▶ _Written task_
Check every line for the word "this" and state how many lines have it. Reply with the number alone.

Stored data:
## START

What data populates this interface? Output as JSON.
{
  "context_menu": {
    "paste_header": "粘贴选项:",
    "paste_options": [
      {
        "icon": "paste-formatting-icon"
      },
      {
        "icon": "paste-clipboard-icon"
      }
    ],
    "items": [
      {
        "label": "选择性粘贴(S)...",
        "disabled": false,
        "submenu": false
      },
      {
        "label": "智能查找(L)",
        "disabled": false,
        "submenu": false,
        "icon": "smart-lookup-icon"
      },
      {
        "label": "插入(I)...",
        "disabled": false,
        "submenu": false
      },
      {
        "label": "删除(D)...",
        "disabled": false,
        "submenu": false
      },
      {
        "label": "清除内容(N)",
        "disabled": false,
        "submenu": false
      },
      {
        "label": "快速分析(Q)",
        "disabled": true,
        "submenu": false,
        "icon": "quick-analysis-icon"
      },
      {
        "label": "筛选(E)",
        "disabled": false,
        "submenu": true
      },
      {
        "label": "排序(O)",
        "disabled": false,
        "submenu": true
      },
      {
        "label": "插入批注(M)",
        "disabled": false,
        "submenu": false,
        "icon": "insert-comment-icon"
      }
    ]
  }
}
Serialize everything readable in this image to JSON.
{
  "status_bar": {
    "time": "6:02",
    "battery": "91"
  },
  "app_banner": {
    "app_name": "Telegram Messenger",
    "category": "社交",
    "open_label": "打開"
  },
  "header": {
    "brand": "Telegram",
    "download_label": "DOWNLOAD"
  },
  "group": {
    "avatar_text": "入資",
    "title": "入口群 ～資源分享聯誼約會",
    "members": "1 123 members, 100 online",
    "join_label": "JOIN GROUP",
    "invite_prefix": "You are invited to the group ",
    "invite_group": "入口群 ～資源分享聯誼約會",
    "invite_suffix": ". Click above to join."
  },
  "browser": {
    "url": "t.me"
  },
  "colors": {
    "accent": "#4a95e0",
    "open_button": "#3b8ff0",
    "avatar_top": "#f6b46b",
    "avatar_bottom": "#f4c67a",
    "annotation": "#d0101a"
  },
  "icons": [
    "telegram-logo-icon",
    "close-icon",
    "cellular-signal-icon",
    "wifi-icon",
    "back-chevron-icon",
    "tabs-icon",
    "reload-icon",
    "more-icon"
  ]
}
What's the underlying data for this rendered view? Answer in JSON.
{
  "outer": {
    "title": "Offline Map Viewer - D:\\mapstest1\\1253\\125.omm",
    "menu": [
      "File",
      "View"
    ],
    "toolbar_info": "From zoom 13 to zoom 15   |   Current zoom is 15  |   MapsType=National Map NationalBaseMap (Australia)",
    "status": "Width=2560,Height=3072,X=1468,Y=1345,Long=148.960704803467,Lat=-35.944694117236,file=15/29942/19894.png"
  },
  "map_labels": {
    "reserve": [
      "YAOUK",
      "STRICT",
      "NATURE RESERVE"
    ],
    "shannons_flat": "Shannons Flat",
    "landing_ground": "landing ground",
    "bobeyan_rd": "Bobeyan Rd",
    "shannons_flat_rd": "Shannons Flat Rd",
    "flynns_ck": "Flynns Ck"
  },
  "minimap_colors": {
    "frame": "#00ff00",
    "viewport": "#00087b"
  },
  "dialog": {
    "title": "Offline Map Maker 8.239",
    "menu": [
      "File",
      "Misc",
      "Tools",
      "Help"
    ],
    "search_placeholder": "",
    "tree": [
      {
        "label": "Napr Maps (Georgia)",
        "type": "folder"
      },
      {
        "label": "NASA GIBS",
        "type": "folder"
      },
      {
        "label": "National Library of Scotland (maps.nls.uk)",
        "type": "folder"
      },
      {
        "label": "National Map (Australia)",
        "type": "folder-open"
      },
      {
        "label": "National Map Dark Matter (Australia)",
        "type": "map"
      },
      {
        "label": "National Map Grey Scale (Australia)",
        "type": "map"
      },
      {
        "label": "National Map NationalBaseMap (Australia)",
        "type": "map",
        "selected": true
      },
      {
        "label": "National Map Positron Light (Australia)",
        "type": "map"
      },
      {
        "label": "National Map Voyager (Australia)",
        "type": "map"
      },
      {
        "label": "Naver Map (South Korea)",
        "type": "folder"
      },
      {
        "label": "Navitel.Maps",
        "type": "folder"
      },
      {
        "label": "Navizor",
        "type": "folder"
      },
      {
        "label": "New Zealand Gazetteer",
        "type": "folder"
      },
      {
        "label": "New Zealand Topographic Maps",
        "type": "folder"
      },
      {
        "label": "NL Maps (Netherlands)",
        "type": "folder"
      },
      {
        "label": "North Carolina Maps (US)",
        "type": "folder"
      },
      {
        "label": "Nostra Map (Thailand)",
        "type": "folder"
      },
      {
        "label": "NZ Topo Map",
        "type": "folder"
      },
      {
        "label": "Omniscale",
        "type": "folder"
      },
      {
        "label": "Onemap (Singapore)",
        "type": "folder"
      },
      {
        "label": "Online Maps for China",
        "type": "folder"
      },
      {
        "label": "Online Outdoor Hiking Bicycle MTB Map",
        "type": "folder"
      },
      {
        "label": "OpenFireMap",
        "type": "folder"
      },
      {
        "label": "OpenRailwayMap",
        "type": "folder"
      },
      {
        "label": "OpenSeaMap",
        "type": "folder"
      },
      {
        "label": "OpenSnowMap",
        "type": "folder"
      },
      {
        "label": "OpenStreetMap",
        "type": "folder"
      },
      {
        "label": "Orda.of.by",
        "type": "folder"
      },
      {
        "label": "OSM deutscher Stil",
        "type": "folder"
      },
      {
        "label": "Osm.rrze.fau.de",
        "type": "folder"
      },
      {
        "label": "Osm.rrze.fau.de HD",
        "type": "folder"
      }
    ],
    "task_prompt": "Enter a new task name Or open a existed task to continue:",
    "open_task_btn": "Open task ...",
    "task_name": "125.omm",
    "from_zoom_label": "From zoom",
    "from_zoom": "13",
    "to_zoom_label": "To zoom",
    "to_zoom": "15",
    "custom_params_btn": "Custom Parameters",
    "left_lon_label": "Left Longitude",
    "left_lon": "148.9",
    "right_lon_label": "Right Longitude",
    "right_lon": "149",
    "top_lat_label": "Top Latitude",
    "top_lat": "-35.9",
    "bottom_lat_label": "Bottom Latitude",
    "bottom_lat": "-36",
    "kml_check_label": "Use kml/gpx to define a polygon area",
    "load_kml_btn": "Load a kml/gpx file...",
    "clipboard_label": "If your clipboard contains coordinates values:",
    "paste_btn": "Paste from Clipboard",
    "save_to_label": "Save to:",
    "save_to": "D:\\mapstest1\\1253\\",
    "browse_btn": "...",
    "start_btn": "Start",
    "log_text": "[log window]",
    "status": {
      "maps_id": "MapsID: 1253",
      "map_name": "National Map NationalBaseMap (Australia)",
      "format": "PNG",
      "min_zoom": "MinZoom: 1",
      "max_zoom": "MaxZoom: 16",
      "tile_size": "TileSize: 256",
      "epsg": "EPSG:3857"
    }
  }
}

## END

▶ _Exercise answer_
3